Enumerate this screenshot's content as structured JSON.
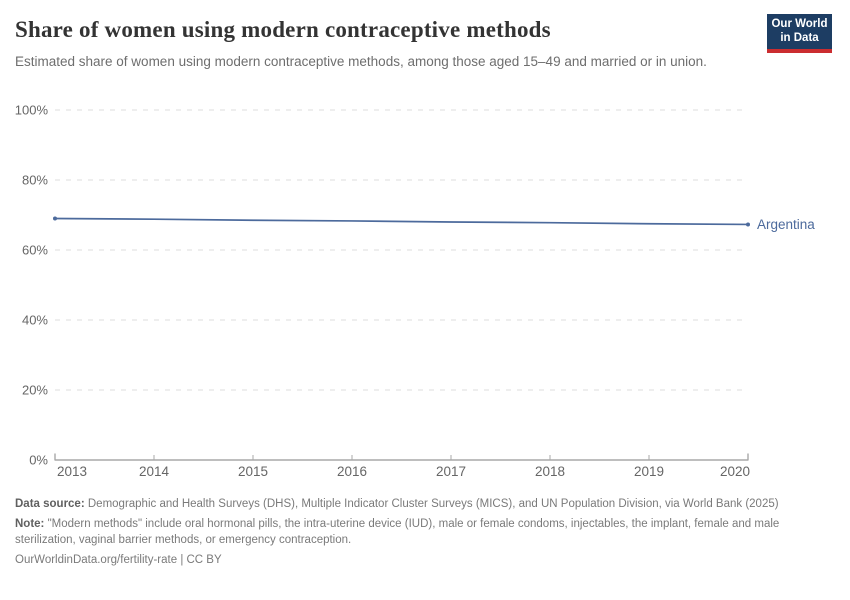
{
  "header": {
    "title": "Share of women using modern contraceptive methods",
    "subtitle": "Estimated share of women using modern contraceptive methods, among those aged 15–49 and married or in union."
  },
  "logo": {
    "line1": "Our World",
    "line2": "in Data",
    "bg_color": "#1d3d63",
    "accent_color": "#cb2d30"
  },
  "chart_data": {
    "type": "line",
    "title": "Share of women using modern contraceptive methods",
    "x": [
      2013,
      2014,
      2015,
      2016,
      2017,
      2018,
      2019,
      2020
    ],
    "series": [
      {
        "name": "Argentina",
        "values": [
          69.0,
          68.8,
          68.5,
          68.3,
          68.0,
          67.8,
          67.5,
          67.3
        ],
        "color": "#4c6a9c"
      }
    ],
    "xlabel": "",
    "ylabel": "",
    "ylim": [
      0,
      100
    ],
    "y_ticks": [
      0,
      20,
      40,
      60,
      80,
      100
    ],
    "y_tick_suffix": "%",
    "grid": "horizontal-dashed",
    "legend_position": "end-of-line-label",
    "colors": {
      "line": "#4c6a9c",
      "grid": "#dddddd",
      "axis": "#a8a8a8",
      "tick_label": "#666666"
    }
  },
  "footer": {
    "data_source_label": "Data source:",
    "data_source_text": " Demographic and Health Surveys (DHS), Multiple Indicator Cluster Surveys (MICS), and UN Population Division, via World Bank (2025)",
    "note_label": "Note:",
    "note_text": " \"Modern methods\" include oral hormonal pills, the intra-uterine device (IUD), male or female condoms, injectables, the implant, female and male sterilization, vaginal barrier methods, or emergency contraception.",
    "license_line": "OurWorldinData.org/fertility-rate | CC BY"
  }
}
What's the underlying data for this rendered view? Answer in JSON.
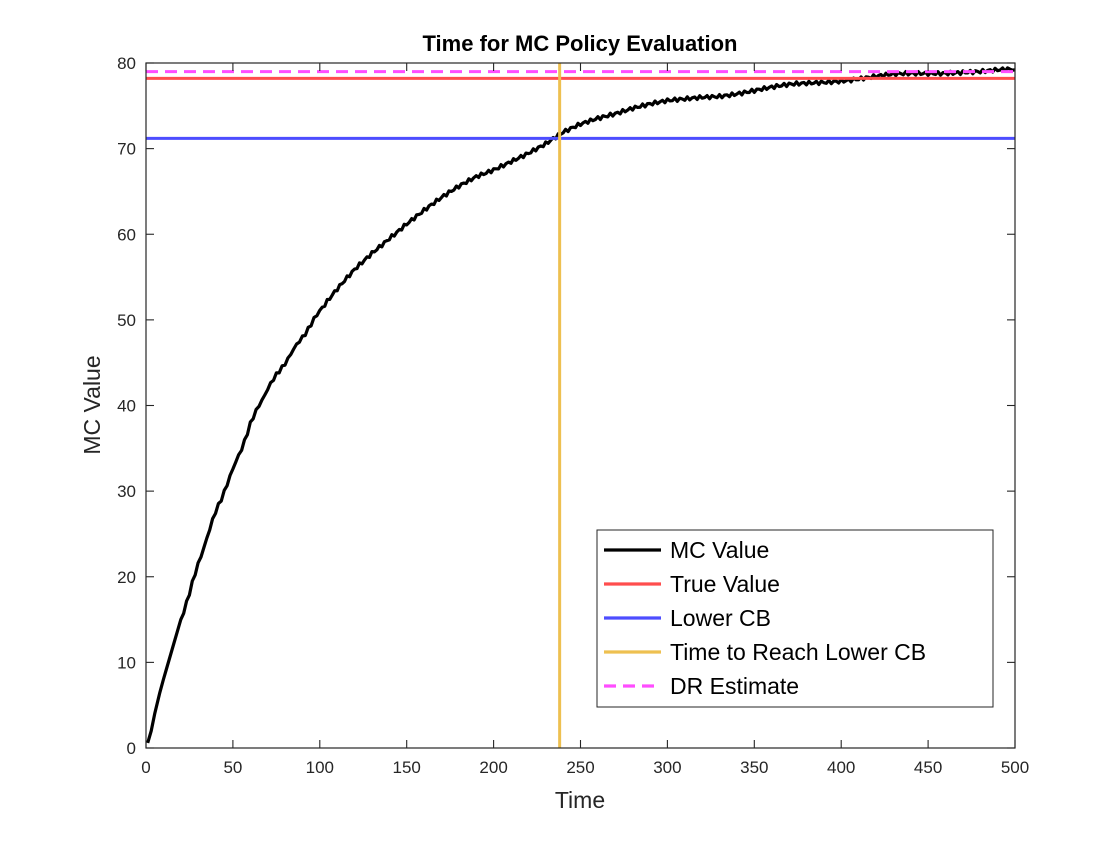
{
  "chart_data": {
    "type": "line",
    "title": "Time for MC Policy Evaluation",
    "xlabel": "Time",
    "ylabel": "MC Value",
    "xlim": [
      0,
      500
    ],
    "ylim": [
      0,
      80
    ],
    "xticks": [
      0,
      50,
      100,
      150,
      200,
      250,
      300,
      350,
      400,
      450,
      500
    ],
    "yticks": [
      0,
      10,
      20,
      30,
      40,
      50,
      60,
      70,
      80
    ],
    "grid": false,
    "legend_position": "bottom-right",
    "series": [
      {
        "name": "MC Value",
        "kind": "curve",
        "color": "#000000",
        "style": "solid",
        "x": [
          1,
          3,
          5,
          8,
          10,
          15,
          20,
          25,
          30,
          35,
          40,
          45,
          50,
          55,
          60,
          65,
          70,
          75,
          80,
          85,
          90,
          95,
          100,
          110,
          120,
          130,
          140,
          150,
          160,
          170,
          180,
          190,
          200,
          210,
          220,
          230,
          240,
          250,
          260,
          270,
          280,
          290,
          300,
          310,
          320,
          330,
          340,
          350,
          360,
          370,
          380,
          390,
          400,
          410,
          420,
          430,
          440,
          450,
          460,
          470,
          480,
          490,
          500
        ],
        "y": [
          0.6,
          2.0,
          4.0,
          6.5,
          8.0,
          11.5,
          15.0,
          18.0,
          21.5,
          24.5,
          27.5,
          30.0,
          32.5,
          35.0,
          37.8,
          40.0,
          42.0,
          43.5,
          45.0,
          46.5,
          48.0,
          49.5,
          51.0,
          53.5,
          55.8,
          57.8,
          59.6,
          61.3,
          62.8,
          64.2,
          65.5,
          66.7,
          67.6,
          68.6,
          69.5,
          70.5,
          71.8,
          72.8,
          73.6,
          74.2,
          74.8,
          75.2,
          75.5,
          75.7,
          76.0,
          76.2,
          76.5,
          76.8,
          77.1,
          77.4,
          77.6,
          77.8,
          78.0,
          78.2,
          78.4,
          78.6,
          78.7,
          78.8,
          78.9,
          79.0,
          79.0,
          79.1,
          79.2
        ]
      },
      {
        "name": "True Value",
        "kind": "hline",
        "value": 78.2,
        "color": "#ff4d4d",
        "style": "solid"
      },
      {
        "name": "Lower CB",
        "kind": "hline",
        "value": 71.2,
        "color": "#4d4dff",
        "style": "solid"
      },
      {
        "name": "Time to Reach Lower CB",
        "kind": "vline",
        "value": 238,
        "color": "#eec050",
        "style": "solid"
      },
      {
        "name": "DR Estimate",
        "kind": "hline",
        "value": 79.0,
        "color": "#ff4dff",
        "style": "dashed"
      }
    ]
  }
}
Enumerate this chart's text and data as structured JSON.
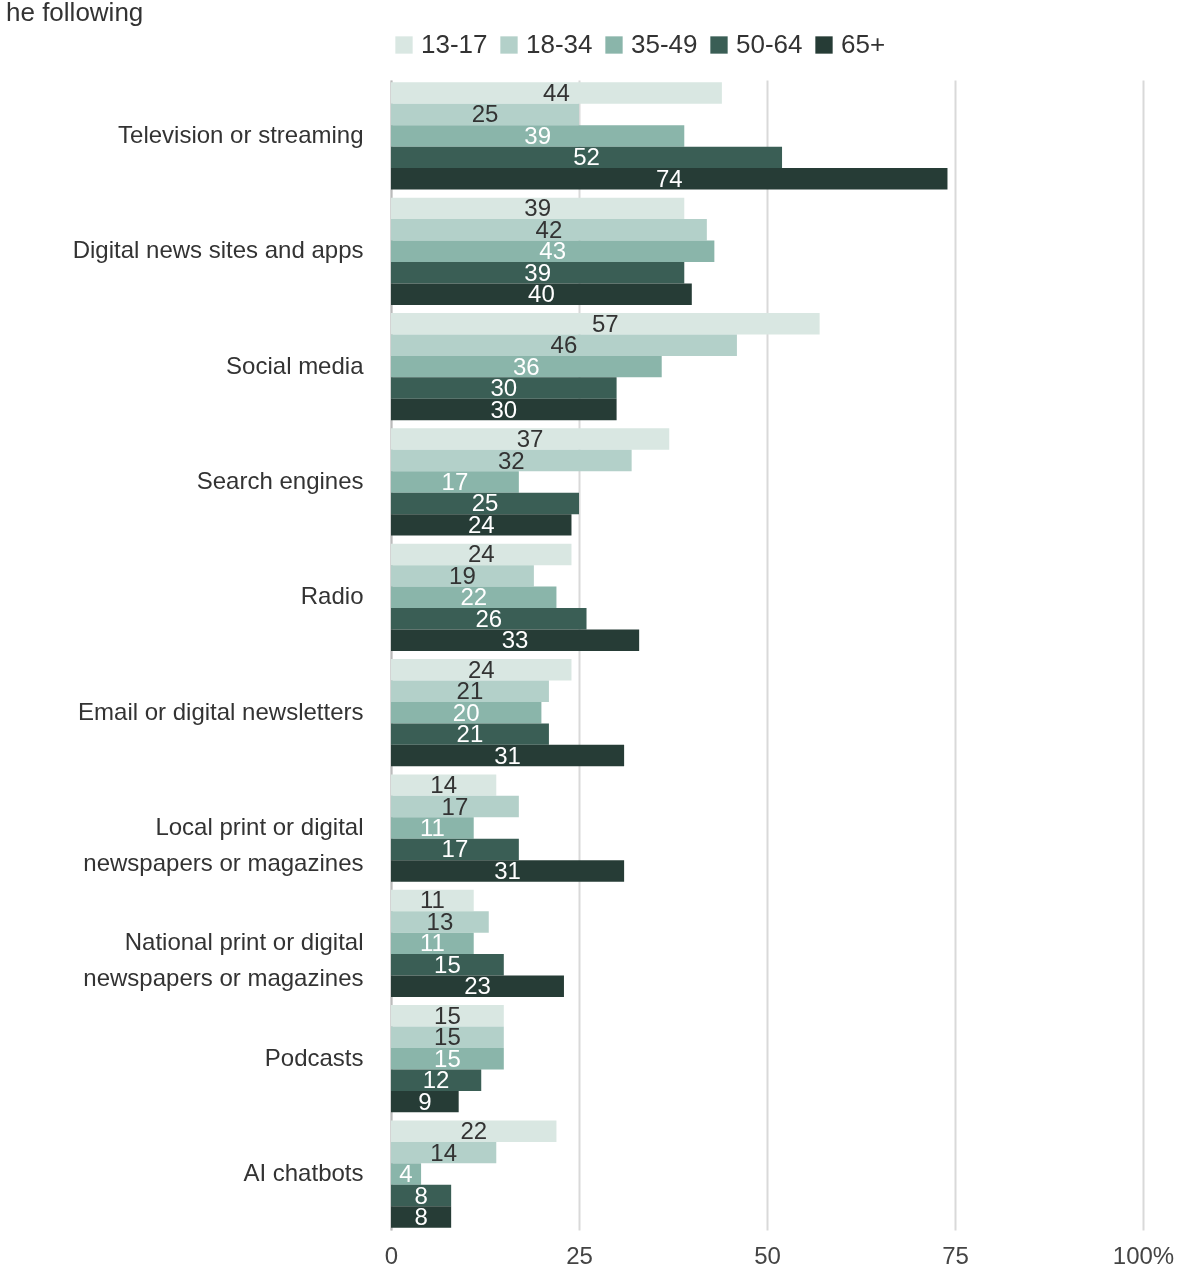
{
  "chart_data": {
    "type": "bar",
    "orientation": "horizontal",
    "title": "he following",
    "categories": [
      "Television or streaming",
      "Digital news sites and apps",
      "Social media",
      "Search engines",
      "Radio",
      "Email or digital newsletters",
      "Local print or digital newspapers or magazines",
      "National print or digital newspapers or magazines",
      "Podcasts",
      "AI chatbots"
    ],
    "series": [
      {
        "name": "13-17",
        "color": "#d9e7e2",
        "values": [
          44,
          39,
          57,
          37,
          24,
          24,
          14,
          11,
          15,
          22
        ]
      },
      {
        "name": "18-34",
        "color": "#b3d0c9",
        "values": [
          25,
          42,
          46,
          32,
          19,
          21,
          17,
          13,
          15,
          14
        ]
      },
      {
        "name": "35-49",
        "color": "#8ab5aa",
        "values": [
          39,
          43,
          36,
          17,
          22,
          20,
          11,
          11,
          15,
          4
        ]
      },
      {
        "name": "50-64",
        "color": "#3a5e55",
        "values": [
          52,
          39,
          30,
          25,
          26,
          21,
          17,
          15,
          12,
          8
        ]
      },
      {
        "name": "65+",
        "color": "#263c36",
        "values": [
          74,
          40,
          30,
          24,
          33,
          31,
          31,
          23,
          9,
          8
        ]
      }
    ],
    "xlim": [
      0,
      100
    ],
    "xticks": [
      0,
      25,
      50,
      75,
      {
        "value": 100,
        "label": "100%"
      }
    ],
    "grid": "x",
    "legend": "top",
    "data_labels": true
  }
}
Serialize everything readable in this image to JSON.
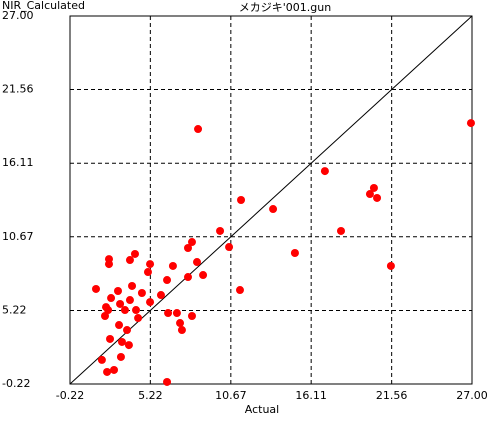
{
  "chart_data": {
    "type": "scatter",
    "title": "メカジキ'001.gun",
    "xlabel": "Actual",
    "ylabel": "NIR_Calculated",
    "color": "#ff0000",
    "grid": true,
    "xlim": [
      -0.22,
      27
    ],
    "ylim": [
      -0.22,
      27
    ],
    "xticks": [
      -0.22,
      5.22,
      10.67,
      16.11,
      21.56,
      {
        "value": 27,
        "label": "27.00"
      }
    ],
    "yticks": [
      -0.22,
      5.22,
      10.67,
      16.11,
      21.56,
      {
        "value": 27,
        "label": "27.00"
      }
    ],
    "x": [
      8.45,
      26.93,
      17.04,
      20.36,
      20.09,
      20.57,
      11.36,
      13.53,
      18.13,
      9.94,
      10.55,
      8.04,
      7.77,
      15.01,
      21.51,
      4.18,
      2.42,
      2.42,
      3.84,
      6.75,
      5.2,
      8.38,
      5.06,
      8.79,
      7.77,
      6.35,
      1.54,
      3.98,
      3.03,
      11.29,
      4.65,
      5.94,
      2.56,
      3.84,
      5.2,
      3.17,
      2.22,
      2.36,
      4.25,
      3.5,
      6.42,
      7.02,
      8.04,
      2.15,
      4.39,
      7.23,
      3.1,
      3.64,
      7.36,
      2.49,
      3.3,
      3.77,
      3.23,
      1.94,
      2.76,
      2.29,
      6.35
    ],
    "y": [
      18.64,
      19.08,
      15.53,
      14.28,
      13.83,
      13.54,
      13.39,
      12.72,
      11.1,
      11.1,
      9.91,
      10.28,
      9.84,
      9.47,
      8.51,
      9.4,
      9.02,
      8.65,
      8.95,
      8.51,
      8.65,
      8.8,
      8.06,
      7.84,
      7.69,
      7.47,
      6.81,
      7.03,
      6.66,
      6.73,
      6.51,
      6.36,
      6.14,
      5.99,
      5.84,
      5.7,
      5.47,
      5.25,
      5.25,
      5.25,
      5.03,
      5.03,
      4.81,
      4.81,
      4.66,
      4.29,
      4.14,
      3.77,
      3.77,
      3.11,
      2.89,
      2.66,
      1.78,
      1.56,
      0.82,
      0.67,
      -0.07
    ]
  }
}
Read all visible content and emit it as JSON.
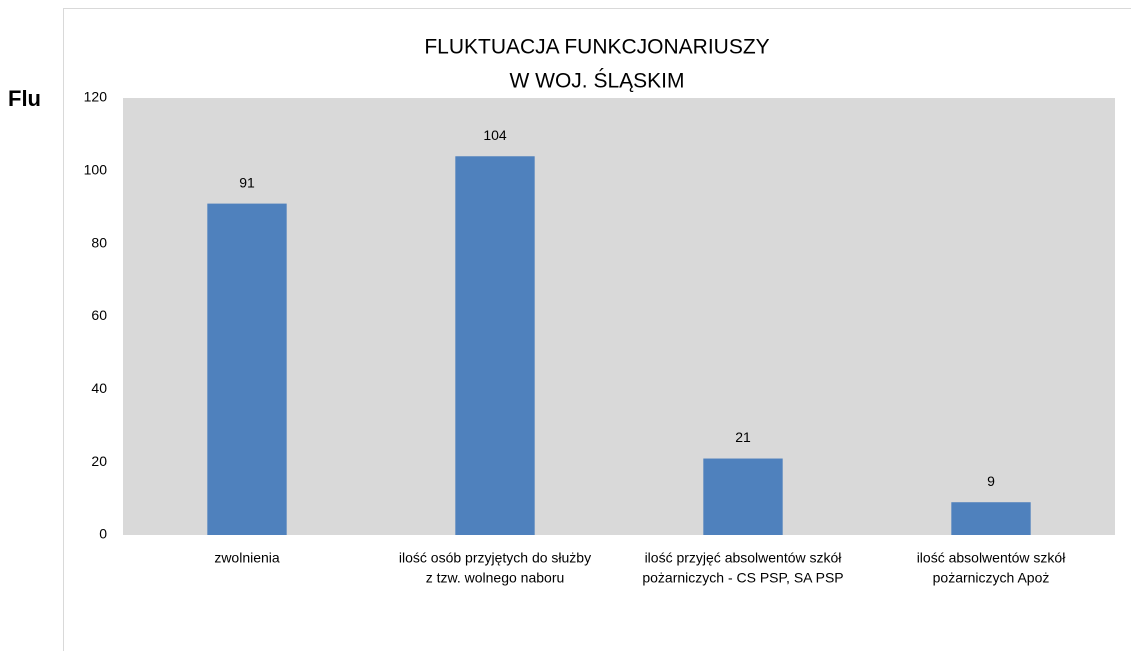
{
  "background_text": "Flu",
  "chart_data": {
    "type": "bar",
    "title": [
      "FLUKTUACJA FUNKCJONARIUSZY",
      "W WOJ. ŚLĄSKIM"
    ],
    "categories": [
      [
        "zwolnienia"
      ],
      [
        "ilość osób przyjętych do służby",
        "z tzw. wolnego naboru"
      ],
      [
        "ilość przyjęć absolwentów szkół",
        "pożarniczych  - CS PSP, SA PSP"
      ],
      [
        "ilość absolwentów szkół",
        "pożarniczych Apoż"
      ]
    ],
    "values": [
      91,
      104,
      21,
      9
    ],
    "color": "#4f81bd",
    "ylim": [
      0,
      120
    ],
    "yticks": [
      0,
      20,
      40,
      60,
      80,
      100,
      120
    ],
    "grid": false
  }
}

Short problem — Identify the lines of the data that contain the word "methods". Copy each of them.

Correct result —
    "title": "Share of women using modern contraceptive methods",
    "subtitle": "Estimated share of women using modern contraceptive methods, among those aged 15–49 and married or in union."
    "title": "Share of women using modern contraceptive methods",
    "note_text": " \"Modern methods\" include oral hormonal pills, the intra-uterine device (IUD), male or female condoms, injectables, the implant, female and male sterilization, vaginal barrier methods, or emergency contraception.",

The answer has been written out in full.